Read the records below and copy each line that contains "name".

____________

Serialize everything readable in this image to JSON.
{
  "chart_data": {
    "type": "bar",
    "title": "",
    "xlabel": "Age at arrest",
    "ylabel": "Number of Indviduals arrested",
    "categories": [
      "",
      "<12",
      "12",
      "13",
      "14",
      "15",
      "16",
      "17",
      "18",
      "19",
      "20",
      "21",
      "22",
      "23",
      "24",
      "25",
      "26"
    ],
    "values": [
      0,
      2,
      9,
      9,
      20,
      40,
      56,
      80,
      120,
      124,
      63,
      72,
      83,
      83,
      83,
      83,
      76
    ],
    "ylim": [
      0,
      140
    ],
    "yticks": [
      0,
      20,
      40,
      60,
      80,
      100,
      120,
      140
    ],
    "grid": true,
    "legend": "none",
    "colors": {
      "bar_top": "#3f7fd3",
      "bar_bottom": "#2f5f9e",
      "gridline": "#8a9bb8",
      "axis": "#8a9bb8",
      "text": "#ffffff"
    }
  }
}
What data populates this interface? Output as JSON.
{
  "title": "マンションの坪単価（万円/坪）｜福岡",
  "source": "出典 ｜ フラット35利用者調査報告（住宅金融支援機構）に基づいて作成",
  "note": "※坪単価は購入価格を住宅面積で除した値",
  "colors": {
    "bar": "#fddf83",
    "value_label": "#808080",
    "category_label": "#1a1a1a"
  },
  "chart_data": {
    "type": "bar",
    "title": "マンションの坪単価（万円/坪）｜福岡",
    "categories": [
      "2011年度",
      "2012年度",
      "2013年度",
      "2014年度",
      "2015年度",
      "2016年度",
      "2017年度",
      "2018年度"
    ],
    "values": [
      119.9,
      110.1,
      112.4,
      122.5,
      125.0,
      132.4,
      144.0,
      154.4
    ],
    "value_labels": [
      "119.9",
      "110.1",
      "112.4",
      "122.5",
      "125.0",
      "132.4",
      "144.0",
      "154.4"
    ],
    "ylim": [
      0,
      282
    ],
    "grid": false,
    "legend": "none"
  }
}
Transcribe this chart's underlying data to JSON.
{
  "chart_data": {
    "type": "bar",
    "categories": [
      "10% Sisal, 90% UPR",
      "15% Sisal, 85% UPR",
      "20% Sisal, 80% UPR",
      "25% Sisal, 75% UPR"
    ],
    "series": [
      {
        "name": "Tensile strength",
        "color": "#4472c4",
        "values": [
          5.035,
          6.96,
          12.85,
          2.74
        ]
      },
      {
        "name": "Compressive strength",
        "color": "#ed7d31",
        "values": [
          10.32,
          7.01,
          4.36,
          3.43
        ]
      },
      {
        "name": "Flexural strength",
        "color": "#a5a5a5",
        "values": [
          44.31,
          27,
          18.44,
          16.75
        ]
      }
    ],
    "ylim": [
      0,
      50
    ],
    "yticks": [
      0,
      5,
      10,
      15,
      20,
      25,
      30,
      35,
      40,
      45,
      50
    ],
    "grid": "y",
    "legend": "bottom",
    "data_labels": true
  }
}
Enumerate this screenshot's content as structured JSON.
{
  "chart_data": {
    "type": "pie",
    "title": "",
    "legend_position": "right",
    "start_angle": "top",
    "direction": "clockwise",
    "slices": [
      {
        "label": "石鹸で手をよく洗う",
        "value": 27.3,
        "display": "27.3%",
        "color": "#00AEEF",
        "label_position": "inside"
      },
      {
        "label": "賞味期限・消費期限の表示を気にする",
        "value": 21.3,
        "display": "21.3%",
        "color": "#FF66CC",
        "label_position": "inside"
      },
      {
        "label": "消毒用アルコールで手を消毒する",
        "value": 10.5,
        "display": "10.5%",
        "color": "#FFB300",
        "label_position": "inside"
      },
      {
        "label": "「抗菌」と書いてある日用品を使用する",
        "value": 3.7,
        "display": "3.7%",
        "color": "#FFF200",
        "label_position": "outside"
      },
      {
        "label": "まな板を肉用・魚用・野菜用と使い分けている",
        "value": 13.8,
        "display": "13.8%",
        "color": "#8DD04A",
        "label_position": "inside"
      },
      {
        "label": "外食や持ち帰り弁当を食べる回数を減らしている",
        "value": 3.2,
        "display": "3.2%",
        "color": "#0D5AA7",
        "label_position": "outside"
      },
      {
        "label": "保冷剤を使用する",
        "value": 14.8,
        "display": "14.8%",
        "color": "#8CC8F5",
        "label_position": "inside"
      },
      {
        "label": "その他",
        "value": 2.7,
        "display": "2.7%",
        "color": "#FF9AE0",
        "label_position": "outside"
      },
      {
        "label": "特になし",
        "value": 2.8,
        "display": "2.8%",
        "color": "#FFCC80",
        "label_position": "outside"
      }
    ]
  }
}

____________

> [WRITTEN REPLY]
        "name": "Tensile strength",
        "name": "Compressive strength",
        "name": "Flexural strength",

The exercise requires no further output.